EXERCISE REQUIREMENTS »
Extract every entry word for word.

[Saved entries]
_ _ _ _ _ _ _

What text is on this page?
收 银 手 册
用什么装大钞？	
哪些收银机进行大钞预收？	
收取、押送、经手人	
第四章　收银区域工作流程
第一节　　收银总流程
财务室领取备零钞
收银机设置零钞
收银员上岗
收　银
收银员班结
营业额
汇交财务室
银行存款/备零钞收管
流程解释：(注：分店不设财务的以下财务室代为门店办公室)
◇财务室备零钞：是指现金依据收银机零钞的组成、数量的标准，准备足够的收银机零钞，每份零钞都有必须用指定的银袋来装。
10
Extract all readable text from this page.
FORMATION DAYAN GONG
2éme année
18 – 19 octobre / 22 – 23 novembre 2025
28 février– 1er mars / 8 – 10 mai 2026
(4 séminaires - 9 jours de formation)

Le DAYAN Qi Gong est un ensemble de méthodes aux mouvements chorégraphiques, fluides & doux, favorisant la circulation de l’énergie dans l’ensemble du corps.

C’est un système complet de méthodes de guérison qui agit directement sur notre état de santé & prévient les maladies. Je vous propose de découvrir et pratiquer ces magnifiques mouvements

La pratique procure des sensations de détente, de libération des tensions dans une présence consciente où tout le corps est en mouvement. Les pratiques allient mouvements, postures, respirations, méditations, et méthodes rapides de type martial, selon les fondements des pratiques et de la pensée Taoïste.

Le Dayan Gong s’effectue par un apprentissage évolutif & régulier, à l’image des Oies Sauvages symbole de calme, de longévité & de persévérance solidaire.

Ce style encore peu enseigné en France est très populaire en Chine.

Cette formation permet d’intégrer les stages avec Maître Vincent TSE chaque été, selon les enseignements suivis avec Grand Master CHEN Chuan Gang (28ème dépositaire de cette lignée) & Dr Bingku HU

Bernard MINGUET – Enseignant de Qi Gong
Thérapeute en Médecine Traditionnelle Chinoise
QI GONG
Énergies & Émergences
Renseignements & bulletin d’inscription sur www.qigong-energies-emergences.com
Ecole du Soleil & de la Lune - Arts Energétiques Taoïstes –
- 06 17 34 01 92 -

_ _ _ _ _ _ _

SOLUTION TO THE EXERCISE »
What text is on this page?
收 银 手 册
用什么装大钞？	
哪些收银机进行大钞预收？	
收取、押送、经手人	
第四章　收银区域工作流程
第一节　　收银总流程
财务室领取备零钞
收银机设置零钞
收银员上岗
收　银
收银员班结
营业额
汇交财务室
银行存款/备零钞收管
流程解释：(注：分店不设财务的以下财务室代为门店办公室)
◇财务室备零钞：是指现金依据收银机零钞的组成、数量的标准，准备足够的收银机零钞，每份零钞都有必须用指定的银袋来装。
10
Extract all readable text from this page.
FORMATION DAYAN GONG
2éme année
18 – 19 octobre / 22 – 23 novembre 2025
28 février– 1er mars / 8 – 10 mai 2026
(4 séminaires - 9 jours de formation)

Le DAYAN Qi Gong est un ensemble de méthodes aux mouvements chorégraphiques, fluides & doux, favorisant la circulation de l’énergie dans l’ensemble du corps.

C’est un système complet de méthodes de guérison qui agit directement sur notre état de santé & prévient les maladies. Je vous propose de découvrir et pratiquer ces magnifiques mouvements

La pratique procure des sensations de détente, de libération des tensions dans une présence consciente où tout le corps est en mouvement. Les pratiques allient mouvements, postures, respirations, méditations, et méthodes rapides de type martial, selon les fondements des pratiques et de la pensée Taoïste.

Le Dayan Gong s’effectue par un apprentissage évolutif & régulier, à l’image des Oies Sauvages symbole de calme, de longévité & de persévérance solidaire.

Ce style encore peu enseigné en France est très populaire en Chine.

Cette formation permet d’intégrer les stages avec Maître Vincent TSE chaque été, selon les enseignements suivis avec Grand Master CHEN Chuan Gang (28ème dépositaire de cette lignée) & Dr Bingku HU

Bernard MINGUET – Enseignant de Qi Gong
Thérapeute en Médecine Traditionnelle Chinoise
QI GONG
Énergies & Émergences
Renseignements & bulletin d’inscription sur www.qigong-energies-emergences.com
Ecole du Soleil & de la Lune - Arts Energétiques Taoïstes –
- 06 17 34 01 92 -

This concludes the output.